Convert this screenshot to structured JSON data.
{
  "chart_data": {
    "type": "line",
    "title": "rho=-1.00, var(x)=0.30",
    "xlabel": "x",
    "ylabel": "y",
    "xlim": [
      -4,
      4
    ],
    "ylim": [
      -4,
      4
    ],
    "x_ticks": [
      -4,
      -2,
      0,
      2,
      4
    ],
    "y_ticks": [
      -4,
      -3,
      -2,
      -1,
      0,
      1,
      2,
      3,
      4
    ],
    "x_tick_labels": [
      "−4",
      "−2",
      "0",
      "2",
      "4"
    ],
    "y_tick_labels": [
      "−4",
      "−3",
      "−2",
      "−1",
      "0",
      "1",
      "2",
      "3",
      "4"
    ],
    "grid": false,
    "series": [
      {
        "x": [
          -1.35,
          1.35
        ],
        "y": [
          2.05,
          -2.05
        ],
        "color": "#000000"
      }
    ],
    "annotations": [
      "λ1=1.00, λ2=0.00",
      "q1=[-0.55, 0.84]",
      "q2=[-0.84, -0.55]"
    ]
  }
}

• **GOAL OF THE EXERCISE**:
Repeat each record in full; every line must match exactly.

• **WRITTEN RESPONSE**:
Convert this screenshot to structured JSON data.
{
  "chart_data": {
    "type": "line",
    "title": "rho=-1.00, var(x)=0.30",
    "xlabel": "x",
    "ylabel": "y",
    "xlim": [
      -4,
      4
    ],
    "ylim": [
      -4,
      4
    ],
    "x_ticks": [
      -4,
      -2,
      0,
      2,
      4
    ],
    "y_ticks": [
      -4,
      -3,
      -2,
      -1,
      0,
      1,
      2,
      3,
      4
    ],
    "x_tick_labels": [
      "−4",
      "−2",
      "0",
      "2",
      "4"
    ],
    "y_tick_labels": [
      "−4",
      "−3",
      "−2",
      "−1",
      "0",
      "1",
      "2",
      "3",
      "4"
    ],
    "grid": false,
    "series": [
      {
        "x": [
          -1.35,
          1.35
        ],
        "y": [
          2.05,
          -2.05
        ],
        "color": "#000000"
      }
    ],
    "annotations": [
      "λ1=1.00, λ2=0.00",
      "q1=[-0.55, 0.84]",
      "q2=[-0.84, -0.55]"
    ]
  }
}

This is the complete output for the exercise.